Work required
Lay out the stretch of material from its first line through the line containing "- noise-blob: [39, 145, 47, 155]" as a Markdown table with two columns, Row and Line, that hold each line's number and its text. Leave out any blank lines.

Supplied material
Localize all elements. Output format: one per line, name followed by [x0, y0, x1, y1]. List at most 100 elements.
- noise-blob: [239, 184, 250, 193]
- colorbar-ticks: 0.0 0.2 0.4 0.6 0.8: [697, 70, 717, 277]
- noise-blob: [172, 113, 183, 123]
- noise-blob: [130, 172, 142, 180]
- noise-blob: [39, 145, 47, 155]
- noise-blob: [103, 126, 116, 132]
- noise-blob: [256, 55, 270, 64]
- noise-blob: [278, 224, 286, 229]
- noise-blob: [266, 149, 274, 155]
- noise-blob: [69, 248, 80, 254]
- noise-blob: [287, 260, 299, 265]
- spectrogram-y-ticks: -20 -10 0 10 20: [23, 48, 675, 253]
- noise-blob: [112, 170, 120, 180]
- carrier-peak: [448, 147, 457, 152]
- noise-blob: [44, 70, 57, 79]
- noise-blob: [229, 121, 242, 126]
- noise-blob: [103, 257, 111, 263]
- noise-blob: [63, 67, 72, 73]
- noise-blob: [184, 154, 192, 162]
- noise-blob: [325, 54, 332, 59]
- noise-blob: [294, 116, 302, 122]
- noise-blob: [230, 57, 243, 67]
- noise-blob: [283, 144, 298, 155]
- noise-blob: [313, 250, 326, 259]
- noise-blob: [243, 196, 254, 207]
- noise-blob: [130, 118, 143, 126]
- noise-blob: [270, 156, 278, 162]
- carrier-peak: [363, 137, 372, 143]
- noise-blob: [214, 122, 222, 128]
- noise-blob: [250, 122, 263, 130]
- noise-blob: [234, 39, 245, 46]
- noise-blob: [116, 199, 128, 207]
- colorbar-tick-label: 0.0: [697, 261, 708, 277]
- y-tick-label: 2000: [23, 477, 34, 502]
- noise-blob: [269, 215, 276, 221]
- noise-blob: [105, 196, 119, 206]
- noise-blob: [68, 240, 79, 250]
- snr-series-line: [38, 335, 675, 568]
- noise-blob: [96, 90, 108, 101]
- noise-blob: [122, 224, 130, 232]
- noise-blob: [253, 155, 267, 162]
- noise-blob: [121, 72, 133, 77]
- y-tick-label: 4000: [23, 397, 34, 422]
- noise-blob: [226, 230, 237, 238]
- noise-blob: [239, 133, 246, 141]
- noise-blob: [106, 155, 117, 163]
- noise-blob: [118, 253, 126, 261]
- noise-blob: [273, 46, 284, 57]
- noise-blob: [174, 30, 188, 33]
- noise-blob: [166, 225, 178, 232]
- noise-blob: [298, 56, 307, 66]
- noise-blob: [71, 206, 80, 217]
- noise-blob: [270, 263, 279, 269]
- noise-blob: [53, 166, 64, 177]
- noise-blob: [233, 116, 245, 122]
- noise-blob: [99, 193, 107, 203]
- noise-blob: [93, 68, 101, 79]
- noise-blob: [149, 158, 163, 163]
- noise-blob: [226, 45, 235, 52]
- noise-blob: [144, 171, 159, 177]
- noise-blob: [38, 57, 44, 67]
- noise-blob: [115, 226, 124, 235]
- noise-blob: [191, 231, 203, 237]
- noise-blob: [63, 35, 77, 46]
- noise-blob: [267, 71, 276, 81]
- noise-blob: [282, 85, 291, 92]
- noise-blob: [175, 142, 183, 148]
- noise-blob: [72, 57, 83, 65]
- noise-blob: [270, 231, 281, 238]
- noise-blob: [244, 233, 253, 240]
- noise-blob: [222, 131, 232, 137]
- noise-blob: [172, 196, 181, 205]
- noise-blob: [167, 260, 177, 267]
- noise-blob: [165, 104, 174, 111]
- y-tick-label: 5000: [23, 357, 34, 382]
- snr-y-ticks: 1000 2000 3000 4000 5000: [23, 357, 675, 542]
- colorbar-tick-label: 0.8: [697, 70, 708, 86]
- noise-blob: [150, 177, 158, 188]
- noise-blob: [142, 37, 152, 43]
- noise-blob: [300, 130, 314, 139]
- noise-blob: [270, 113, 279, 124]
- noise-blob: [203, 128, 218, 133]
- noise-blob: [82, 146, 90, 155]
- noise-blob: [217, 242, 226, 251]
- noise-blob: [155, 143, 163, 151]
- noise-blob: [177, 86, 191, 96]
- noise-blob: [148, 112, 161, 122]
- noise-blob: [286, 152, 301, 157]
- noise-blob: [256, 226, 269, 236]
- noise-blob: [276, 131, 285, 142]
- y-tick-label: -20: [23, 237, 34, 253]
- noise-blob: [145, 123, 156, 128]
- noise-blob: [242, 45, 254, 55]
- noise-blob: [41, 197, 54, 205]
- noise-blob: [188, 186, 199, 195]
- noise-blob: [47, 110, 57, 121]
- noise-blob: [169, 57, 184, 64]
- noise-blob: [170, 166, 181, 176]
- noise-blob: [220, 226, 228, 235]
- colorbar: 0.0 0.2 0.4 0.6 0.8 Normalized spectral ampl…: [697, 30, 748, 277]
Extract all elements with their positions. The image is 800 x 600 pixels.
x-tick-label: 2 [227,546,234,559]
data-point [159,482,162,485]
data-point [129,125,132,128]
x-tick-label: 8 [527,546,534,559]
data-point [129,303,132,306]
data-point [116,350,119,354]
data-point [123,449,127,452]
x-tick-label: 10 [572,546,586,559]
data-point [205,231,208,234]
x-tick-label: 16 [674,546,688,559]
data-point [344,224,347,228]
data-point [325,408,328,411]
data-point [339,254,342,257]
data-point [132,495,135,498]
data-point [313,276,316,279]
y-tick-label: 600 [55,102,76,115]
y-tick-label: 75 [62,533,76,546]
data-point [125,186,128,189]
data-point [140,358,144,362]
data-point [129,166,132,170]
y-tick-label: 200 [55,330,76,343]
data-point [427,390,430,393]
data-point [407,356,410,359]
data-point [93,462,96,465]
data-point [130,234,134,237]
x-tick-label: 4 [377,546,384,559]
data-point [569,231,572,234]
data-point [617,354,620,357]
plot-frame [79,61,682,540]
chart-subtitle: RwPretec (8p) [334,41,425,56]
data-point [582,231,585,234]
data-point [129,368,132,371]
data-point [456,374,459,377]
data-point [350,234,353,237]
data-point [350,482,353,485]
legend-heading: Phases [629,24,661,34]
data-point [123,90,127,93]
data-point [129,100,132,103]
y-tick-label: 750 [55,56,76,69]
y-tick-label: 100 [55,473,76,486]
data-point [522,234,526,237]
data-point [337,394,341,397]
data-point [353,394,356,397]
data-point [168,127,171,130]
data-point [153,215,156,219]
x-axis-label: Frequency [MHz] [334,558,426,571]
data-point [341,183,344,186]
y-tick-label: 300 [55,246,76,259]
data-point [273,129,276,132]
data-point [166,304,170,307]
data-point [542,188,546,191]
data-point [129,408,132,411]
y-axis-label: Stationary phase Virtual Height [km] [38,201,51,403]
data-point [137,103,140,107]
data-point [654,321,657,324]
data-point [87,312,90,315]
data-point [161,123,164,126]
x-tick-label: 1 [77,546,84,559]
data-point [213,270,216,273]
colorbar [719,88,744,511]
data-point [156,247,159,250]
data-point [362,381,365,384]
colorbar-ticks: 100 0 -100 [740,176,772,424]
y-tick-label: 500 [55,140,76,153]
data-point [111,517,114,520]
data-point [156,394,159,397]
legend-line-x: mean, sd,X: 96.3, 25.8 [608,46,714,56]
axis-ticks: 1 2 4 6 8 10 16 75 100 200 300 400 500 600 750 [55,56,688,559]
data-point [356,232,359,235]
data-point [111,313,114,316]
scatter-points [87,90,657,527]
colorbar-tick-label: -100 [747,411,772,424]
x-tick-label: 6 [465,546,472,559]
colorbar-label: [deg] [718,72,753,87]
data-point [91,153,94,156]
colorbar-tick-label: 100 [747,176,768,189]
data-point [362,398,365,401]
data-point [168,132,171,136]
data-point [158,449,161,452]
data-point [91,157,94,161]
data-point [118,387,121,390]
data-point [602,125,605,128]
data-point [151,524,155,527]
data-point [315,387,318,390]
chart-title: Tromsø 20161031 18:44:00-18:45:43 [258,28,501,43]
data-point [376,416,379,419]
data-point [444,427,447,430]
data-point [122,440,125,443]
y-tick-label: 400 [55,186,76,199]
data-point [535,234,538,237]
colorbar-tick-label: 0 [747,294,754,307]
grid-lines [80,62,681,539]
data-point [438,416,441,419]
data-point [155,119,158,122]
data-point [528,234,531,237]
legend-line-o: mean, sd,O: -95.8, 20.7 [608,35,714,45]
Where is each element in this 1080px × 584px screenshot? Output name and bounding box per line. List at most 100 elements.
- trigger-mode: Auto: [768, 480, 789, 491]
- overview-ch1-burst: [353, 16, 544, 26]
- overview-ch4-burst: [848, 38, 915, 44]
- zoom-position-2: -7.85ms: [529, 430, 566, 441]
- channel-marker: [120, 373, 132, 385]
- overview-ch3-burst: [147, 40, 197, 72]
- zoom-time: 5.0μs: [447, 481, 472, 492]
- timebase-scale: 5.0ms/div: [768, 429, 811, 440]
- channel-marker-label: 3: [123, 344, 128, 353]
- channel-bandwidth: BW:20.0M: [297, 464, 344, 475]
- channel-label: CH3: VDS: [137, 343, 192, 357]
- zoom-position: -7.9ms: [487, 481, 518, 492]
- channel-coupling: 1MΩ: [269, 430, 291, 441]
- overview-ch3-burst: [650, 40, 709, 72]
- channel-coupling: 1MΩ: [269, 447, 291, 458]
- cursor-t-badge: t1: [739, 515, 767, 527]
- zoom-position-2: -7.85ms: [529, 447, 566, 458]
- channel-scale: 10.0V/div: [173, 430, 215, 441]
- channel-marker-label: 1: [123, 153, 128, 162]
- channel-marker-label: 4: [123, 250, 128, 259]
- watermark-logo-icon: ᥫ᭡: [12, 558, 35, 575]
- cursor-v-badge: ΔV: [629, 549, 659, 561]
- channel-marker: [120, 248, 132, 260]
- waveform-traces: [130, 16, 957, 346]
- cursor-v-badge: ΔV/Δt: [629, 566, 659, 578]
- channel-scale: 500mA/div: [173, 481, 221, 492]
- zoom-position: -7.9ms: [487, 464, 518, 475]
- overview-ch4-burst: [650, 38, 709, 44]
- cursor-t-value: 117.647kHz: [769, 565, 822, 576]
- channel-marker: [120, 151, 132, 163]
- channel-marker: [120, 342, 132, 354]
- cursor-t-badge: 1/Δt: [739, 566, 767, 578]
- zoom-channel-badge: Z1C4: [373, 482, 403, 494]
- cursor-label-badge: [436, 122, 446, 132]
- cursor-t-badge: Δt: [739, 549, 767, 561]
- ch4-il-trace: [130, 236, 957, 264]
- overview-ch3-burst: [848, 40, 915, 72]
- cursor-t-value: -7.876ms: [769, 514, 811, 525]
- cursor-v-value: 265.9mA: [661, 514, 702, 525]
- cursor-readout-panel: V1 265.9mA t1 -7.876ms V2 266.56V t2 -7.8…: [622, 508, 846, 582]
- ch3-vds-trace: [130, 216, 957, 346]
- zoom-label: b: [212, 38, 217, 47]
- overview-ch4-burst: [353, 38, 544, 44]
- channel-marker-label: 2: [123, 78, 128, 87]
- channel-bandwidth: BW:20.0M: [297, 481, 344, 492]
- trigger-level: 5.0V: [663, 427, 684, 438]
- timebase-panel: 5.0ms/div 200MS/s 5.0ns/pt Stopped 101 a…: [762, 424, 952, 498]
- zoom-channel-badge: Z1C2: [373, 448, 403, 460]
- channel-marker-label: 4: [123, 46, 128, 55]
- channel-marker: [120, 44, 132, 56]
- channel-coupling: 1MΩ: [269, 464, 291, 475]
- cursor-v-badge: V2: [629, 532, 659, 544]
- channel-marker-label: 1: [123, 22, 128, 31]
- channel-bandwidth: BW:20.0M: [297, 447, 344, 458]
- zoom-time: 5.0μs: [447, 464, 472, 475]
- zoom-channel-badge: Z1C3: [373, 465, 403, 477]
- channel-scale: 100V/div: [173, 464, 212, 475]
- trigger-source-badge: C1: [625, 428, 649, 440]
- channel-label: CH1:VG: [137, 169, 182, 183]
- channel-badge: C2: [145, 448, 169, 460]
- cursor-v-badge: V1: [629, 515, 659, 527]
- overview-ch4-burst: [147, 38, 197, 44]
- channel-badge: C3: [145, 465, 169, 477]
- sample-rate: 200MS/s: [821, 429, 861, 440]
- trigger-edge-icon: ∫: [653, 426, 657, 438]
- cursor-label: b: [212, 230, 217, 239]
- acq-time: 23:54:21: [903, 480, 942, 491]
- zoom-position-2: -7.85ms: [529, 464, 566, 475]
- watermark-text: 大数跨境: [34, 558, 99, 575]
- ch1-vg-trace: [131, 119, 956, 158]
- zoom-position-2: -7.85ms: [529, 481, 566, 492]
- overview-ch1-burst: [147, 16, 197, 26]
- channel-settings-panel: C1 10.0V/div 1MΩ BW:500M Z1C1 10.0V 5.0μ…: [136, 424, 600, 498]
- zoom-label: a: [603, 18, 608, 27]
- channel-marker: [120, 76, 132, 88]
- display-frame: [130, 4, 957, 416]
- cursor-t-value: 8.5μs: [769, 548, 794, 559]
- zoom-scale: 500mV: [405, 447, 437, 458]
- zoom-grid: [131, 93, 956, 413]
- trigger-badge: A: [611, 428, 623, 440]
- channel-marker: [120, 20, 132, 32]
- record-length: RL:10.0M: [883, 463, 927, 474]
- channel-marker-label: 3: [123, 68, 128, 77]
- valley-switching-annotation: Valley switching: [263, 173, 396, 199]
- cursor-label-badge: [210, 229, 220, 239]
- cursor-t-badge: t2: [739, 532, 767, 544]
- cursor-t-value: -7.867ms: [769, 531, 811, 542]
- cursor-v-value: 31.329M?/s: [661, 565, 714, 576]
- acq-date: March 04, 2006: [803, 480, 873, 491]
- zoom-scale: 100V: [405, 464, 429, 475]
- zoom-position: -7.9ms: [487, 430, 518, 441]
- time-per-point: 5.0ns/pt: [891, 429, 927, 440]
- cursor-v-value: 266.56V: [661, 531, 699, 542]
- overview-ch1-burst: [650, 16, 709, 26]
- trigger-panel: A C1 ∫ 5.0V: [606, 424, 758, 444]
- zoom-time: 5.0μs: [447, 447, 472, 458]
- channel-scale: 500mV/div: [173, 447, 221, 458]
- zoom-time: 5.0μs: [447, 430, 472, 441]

Correct output
| Row | Line |
|---|---|
| 1 | Localize all elements. Output format: one per line, name followed by [x0, y0, x1, y1]. List at most 100 elements. |
| 2 | - noise-blob: [239, 184, 250, 193] |
| 3 | - colorbar-ticks: 0.0 0.2 0.4 0.6 0.8: [697, 70, 717, 277] |
| 4 | - noise-blob: [172, 113, 183, 123] |
| 5 | - noise-blob: [130, 172, 142, 180] |
| 6 | - noise-blob: [39, 145, 47, 155] |